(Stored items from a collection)
***

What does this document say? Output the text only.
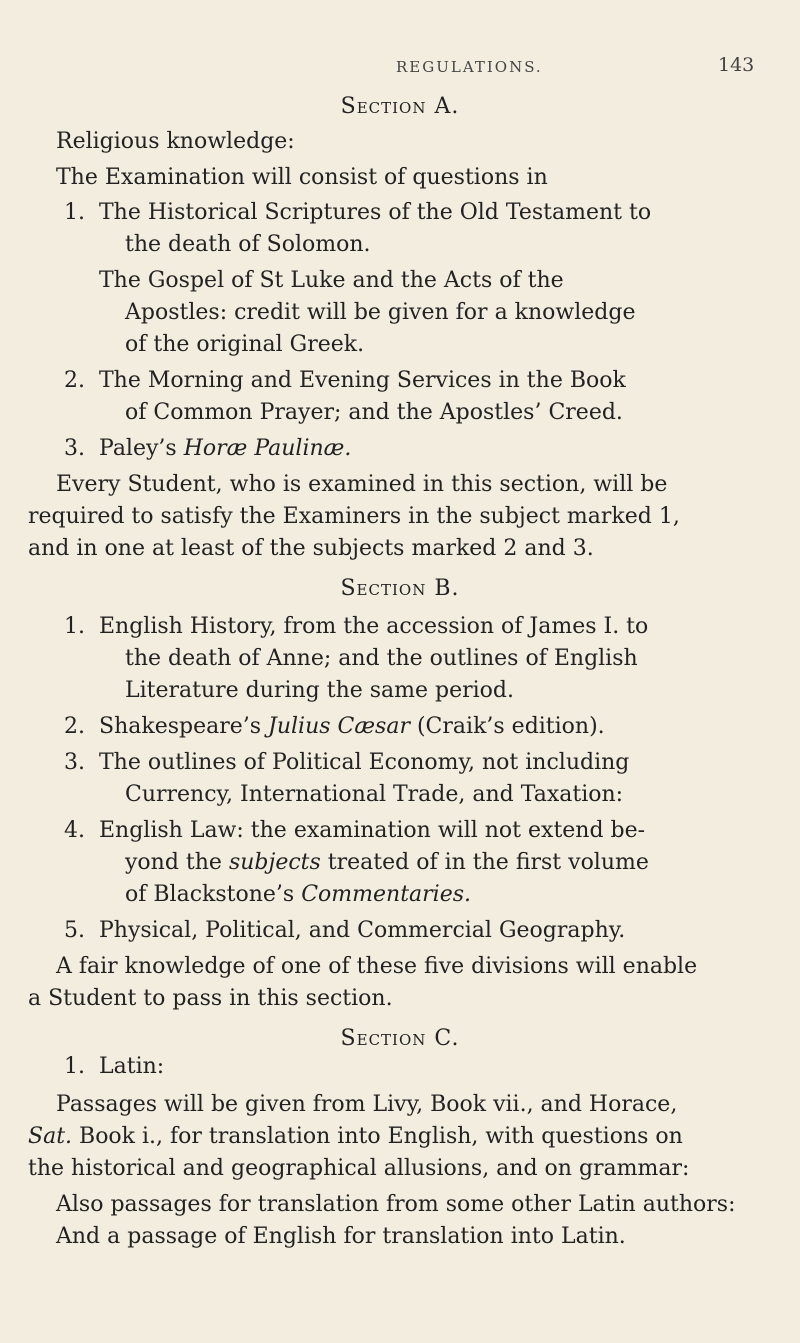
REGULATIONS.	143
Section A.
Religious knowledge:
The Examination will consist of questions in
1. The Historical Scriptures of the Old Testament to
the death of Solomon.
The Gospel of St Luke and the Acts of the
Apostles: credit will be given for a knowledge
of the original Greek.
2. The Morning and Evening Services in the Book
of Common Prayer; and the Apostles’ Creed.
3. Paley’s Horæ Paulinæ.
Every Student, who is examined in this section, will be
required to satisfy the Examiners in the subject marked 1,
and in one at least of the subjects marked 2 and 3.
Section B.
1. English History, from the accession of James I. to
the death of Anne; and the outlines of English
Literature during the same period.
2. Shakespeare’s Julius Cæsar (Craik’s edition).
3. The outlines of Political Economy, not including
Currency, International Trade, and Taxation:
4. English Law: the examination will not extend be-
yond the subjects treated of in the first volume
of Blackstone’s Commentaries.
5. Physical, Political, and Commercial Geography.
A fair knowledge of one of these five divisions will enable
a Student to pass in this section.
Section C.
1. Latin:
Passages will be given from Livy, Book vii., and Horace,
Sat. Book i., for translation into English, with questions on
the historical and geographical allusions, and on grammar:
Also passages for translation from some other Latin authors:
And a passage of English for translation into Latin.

***

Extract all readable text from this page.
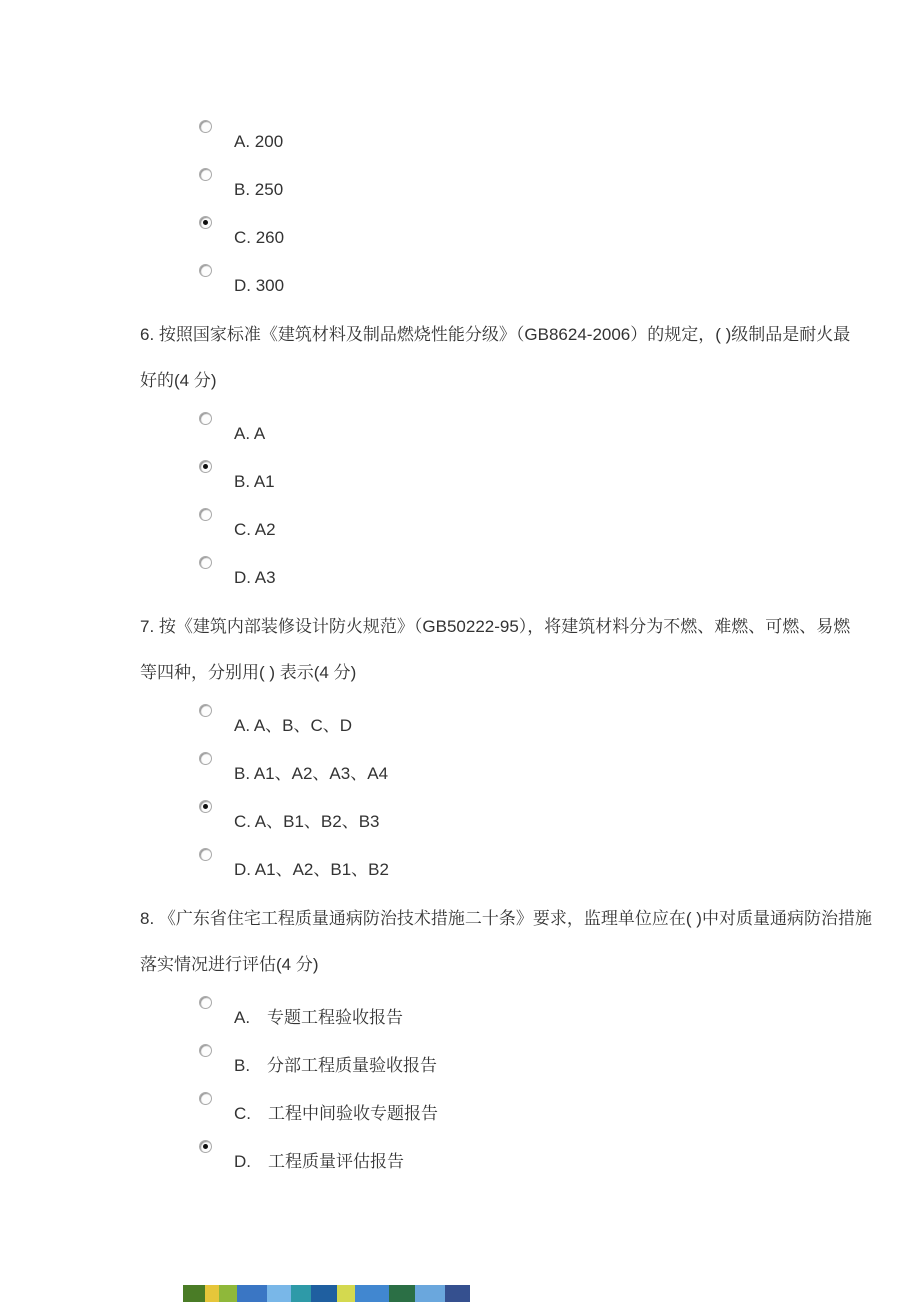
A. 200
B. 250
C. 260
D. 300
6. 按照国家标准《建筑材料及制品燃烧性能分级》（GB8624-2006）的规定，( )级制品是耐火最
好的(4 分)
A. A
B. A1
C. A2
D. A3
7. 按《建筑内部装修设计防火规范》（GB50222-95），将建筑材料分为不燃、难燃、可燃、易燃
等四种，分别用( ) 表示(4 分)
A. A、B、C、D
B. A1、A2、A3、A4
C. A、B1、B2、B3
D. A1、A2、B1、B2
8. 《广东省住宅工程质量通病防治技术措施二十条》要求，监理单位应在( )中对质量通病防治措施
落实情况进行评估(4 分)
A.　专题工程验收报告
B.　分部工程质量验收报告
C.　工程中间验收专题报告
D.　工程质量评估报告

***

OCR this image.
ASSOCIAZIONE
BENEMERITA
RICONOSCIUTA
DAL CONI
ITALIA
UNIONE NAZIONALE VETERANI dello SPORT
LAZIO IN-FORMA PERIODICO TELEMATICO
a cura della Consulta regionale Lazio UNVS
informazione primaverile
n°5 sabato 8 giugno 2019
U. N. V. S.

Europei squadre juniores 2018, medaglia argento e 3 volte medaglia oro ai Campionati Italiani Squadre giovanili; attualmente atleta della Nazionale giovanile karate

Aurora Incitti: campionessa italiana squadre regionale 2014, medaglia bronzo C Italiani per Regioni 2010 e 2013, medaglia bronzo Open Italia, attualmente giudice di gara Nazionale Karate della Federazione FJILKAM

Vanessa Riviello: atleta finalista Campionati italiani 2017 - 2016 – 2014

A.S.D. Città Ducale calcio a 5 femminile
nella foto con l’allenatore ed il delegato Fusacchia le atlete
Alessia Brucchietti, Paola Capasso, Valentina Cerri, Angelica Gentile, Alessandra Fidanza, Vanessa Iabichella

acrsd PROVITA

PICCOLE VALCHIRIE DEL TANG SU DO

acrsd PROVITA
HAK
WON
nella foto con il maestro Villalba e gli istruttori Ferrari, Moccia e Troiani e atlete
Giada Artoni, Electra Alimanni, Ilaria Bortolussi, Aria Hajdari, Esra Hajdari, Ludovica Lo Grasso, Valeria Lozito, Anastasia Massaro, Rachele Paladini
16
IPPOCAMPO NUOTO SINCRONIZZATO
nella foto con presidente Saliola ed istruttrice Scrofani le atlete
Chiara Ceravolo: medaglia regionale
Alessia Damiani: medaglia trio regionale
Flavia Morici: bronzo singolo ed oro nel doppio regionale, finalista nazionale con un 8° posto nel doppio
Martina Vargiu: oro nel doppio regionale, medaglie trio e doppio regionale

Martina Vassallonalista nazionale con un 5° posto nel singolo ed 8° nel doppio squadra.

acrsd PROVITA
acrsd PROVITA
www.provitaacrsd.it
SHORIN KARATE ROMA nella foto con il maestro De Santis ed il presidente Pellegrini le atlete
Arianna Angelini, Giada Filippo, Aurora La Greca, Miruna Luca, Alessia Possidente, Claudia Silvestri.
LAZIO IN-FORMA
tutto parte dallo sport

***

__What you will do__.
Copy all lines from the material that hold "regionale".

__Complete answer__.
a cura della Consulta regionale Lazio UNVS
Aurora Incitti: campionessa italiana squadre regionale 2014, medaglia bronzo C Italiani per Regioni 2010 e 2013, medaglia bronzo Open Italia, attualmente giudice di gara Nazionale Karate della Federazione FJILKAM
Chiara Ceravolo: medaglia regionale
Alessia Damiani: medaglia trio regionale
Flavia Morici: bronzo singolo ed oro nel doppio regionale, finalista nazionale con un 8° posto nel doppio
Martina Vargiu: oro nel doppio regionale, medaglie trio e doppio regionale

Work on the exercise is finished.